[Stored items from a collection]
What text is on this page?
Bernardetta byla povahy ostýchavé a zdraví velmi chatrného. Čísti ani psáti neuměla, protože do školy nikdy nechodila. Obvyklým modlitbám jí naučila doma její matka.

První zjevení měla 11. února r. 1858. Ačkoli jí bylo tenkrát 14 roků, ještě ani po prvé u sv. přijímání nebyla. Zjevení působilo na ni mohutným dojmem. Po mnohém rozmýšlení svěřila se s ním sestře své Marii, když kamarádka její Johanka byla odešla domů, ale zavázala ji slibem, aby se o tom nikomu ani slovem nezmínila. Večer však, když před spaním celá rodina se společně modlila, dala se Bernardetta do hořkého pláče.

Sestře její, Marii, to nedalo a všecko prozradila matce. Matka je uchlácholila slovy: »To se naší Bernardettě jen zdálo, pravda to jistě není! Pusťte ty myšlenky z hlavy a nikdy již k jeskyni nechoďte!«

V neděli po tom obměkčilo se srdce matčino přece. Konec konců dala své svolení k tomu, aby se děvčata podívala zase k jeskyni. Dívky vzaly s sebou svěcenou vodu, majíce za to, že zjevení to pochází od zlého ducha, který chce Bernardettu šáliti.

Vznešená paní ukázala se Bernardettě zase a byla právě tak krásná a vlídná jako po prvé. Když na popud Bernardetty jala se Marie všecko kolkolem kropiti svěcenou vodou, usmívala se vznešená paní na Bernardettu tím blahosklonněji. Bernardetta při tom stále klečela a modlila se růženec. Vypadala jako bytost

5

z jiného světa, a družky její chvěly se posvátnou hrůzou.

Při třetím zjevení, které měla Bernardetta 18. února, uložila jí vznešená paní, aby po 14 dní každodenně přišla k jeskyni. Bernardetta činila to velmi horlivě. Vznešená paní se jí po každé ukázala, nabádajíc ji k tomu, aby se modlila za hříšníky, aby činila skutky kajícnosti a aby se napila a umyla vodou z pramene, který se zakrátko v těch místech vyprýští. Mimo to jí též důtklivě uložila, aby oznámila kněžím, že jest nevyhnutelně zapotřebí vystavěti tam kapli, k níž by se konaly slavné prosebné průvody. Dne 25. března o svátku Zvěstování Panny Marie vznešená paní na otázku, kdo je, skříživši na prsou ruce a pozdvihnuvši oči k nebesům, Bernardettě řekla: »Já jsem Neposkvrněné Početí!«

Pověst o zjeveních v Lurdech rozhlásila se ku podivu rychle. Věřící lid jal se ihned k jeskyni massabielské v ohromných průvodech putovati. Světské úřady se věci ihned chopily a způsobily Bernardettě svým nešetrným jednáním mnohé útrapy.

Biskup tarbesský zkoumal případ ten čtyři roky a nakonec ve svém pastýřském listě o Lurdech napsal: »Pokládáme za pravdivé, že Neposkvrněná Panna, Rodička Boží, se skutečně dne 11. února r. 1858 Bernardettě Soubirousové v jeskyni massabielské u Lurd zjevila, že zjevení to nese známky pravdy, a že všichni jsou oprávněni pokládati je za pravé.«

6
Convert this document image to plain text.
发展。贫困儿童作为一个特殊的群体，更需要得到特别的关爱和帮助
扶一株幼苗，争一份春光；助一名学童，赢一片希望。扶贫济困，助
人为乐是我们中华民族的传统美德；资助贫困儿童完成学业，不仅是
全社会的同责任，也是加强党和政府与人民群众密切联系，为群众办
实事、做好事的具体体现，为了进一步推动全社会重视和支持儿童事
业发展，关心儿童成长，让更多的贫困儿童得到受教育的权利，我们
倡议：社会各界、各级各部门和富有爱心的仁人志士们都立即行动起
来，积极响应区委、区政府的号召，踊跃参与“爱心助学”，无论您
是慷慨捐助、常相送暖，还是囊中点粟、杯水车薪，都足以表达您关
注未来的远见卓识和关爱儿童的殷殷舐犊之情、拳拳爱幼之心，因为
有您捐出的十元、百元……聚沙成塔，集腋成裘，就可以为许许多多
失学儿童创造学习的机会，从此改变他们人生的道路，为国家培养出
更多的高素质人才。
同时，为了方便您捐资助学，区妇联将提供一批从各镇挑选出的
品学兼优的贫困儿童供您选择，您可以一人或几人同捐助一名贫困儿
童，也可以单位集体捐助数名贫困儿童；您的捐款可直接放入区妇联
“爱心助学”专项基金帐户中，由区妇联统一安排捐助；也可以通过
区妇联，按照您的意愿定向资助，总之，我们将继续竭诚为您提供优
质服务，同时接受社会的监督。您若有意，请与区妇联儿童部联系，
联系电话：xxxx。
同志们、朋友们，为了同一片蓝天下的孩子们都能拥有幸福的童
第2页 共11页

● **Problem statement**: Return the listing above in full, character for character.

● **Completed exercise**:
What text is on this page?
Bernardetta byla povahy ostýchavé a zdraví velmi chatrného. Čísti ani psáti neuměla, protože do školy nikdy nechodila. Obvyklým modlitbám jí naučila doma její matka.

První zjevení měla 11. února r. 1858. Ačkoli jí bylo tenkrát 14 roků, ještě ani po prvé u sv. přijímání nebyla. Zjevení působilo na ni mohutným dojmem. Po mnohém rozmýšlení svěřila se s ním sestře své Marii, když kamarádka její Johanka byla odešla domů, ale zavázala ji slibem, aby se o tom nikomu ani slovem nezmínila. Večer však, když před spaním celá rodina se společně modlila, dala se Bernardetta do hořkého pláče.

Sestře její, Marii, to nedalo a všecko prozradila matce. Matka je uchlácholila slovy: »To se naší Bernardettě jen zdálo, pravda to jistě není! Pusťte ty myšlenky z hlavy a nikdy již k jeskyni nechoďte!«

V neděli po tom obměkčilo se srdce matčino přece. Konec konců dala své svolení k tomu, aby se děvčata podívala zase k jeskyni. Dívky vzaly s sebou svěcenou vodu, majíce za to, že zjevení to pochází od zlého ducha, který chce Bernardettu šáliti.

Vznešená paní ukázala se Bernardettě zase a byla právě tak krásná a vlídná jako po prvé. Když na popud Bernardetty jala se Marie všecko kolkolem kropiti svěcenou vodou, usmívala se vznešená paní na Bernardettu tím blahosklonněji. Bernardetta při tom stále klečela a modlila se růženec. Vypadala jako bytost

5

z jiného světa, a družky její chvěly se posvátnou hrůzou.

Při třetím zjevení, které měla Bernardetta 18. února, uložila jí vznešená paní, aby po 14 dní každodenně přišla k jeskyni. Bernardetta činila to velmi horlivě. Vznešená paní se jí po každé ukázala, nabádajíc ji k tomu, aby se modlila za hříšníky, aby činila skutky kajícnosti a aby se napila a umyla vodou z pramene, který se zakrátko v těch místech vyprýští. Mimo to jí též důtklivě uložila, aby oznámila kněžím, že jest nevyhnutelně zapotřebí vystavěti tam kapli, k níž by se konaly slavné prosebné průvody. Dne 25. března o svátku Zvěstování Panny Marie vznešená paní na otázku, kdo je, skříživši na prsou ruce a pozdvihnuvši oči k nebesům, Bernardettě řekla: »Já jsem Neposkvrněné Početí!«

Pověst o zjeveních v Lurdech rozhlásila se ku podivu rychle. Věřící lid jal se ihned k jeskyni massabielské v ohromných průvodech putovati. Světské úřady se věci ihned chopily a způsobily Bernardettě svým nešetrným jednáním mnohé útrapy.

Biskup tarbesský zkoumal případ ten čtyři roky a nakonec ve svém pastýřském listě o Lurdech napsal: »Pokládáme za pravdivé, že Neposkvrněná Panna, Rodička Boží, se skutečně dne 11. února r. 1858 Bernardettě Soubirousové v jeskyni massabielské u Lurd zjevila, že zjevení to nese známky pravdy, a že všichni jsou oprávněni pokládati je za pravé.«

6
Convert this document image to plain text.
发展。贫困儿童作为一个特殊的群体，更需要得到特别的关爱和帮助
扶一株幼苗，争一份春光；助一名学童，赢一片希望。扶贫济困，助
人为乐是我们中华民族的传统美德；资助贫困儿童完成学业，不仅是
全社会的同责任，也是加强党和政府与人民群众密切联系，为群众办
实事、做好事的具体体现，为了进一步推动全社会重视和支持儿童事
业发展，关心儿童成长，让更多的贫困儿童得到受教育的权利，我们
倡议：社会各界、各级各部门和富有爱心的仁人志士们都立即行动起
来，积极响应区委、区政府的号召，踊跃参与“爱心助学”，无论您
是慷慨捐助、常相送暖，还是囊中点粟、杯水车薪，都足以表达您关
注未来的远见卓识和关爱儿童的殷殷舐犊之情、拳拳爱幼之心，因为
有您捐出的十元、百元……聚沙成塔，集腋成裘，就可以为许许多多
失学儿童创造学习的机会，从此改变他们人生的道路，为国家培养出
更多的高素质人才。
同时，为了方便您捐资助学，区妇联将提供一批从各镇挑选出的
品学兼优的贫困儿童供您选择，您可以一人或几人同捐助一名贫困儿
童，也可以单位集体捐助数名贫困儿童；您的捐款可直接放入区妇联
“爱心助学”专项基金帐户中，由区妇联统一安排捐助；也可以通过
区妇联，按照您的意愿定向资助，总之，我们将继续竭诚为您提供优
质服务，同时接受社会的监督。您若有意，请与区妇联儿童部联系，
联系电话：xxxx。
同志们、朋友们，为了同一片蓝天下的孩子们都能拥有幸福的童
第2页 共11页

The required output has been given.